TASK DIRECTIONS:
Nothing before the line containing "Extract the chart's" belongs in the answer; quote that line and all lines after it through the end of the material, word for word.

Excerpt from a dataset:
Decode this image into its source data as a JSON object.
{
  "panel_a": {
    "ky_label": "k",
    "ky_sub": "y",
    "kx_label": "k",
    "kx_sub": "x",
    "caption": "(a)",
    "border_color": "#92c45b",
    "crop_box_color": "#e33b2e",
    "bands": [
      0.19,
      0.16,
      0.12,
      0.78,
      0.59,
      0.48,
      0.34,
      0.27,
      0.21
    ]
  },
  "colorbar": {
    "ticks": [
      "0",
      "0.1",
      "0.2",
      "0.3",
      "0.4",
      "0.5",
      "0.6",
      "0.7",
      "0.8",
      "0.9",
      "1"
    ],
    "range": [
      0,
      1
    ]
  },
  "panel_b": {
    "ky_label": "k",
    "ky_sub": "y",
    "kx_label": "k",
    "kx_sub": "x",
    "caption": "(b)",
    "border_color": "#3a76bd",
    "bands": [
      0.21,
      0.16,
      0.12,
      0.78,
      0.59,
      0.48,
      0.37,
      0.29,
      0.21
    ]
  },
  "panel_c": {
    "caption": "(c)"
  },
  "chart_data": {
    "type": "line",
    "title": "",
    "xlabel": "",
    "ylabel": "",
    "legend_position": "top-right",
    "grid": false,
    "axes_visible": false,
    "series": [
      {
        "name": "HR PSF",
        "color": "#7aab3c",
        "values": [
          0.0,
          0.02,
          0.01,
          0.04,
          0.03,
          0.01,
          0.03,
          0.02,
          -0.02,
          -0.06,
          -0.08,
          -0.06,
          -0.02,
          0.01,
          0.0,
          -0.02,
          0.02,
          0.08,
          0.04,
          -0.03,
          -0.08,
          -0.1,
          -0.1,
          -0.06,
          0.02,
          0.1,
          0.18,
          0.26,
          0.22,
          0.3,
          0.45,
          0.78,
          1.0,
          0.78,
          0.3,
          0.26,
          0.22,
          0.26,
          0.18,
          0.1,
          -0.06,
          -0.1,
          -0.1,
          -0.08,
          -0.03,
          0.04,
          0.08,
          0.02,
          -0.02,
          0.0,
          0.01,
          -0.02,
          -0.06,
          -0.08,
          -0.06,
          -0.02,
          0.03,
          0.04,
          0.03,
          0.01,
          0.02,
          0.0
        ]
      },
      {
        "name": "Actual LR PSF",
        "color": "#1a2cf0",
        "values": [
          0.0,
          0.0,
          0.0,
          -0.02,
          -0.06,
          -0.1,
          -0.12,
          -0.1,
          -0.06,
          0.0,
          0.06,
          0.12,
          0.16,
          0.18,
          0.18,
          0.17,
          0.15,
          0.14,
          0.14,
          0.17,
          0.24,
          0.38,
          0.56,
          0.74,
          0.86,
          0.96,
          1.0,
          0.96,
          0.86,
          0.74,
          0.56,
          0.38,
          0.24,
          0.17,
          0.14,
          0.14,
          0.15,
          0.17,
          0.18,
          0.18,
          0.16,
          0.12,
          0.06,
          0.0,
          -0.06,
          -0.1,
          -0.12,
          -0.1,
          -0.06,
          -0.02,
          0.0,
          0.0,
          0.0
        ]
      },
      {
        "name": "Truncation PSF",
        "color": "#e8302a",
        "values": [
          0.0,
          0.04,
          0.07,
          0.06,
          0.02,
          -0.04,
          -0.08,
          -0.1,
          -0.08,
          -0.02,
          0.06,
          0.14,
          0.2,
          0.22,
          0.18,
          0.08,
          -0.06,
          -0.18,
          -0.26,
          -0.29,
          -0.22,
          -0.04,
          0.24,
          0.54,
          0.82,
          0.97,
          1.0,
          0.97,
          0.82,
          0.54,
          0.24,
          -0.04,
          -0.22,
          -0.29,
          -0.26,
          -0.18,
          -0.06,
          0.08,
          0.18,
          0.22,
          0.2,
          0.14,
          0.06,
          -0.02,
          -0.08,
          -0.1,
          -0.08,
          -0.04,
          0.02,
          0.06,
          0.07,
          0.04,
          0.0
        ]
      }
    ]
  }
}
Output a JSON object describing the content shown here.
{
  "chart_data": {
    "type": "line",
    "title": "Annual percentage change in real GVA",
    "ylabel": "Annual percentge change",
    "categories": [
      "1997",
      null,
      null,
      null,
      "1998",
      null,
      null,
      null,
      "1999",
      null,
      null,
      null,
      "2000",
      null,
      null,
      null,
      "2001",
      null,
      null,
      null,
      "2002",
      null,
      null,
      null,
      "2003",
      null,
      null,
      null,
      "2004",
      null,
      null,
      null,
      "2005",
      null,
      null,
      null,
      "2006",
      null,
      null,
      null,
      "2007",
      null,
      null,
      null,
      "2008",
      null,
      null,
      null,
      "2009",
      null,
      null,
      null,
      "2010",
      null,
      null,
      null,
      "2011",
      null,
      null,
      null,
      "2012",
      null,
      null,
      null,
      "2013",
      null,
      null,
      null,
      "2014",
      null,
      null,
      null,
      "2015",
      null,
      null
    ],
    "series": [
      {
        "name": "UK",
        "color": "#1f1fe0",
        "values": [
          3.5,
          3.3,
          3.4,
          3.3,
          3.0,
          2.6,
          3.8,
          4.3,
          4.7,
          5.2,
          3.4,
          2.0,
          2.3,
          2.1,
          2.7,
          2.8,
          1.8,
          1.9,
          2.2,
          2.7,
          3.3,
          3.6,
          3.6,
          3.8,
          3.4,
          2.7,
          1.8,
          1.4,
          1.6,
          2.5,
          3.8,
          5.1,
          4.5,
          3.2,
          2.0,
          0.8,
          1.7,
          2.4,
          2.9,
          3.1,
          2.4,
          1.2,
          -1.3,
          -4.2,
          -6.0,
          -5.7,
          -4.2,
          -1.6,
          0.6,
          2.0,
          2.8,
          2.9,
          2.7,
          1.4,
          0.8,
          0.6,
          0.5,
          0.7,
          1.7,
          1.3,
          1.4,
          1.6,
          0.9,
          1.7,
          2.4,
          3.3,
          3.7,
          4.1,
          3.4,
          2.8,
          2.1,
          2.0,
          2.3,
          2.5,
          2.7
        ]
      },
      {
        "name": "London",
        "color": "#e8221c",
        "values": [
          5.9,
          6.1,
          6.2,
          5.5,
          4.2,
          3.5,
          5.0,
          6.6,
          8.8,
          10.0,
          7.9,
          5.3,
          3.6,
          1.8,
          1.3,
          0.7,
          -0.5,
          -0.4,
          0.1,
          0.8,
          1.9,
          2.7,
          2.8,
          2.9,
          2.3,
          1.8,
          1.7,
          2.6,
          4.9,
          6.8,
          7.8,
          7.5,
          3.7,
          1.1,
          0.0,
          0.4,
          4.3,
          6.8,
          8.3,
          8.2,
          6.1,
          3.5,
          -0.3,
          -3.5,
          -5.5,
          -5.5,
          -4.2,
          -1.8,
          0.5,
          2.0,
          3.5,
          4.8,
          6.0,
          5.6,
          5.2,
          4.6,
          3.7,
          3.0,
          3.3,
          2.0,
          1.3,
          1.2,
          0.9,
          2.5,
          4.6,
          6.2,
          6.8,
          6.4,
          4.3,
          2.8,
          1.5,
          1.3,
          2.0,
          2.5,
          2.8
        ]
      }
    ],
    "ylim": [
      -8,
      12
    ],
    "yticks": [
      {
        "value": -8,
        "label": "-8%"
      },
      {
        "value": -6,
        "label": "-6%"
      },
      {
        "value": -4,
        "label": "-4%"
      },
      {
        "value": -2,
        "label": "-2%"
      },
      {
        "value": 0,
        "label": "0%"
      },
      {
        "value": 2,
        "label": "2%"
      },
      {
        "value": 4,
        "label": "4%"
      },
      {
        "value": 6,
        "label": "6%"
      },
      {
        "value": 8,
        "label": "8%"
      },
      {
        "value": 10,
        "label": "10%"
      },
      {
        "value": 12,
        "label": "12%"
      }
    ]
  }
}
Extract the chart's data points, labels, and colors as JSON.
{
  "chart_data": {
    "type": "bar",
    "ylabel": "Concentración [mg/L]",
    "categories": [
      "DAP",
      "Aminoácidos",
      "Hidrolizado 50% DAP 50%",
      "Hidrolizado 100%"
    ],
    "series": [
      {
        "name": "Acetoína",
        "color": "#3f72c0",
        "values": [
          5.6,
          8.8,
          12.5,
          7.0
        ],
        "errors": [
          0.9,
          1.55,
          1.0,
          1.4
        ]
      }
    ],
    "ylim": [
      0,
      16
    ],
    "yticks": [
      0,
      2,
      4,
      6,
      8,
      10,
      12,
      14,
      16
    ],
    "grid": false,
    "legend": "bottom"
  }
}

RESULT OF THE TASK:
Extract the chart's data points, labels, and colors as JSON.
{
  "chart_data": {
    "type": "bar",
    "ylabel": "Concentración [mg/L]",
    "categories": [
      "DAP",
      "Aminoácidos",
      "Hidrolizado 50% DAP 50%",
      "Hidrolizado 100%"
    ],
    "series": [
      {
        "name": "Acetoína",
        "color": "#3f72c0",
        "values": [
          5.6,
          8.8,
          12.5,
          7.0
        ],
        "errors": [
          0.9,
          1.55,
          1.0,
          1.4
        ]
      }
    ],
    "ylim": [
      0,
      16
    ],
    "yticks": [
      0,
      2,
      4,
      6,
      8,
      10,
      12,
      14,
      16
    ],
    "grid": false,
    "legend": "bottom"
  }
}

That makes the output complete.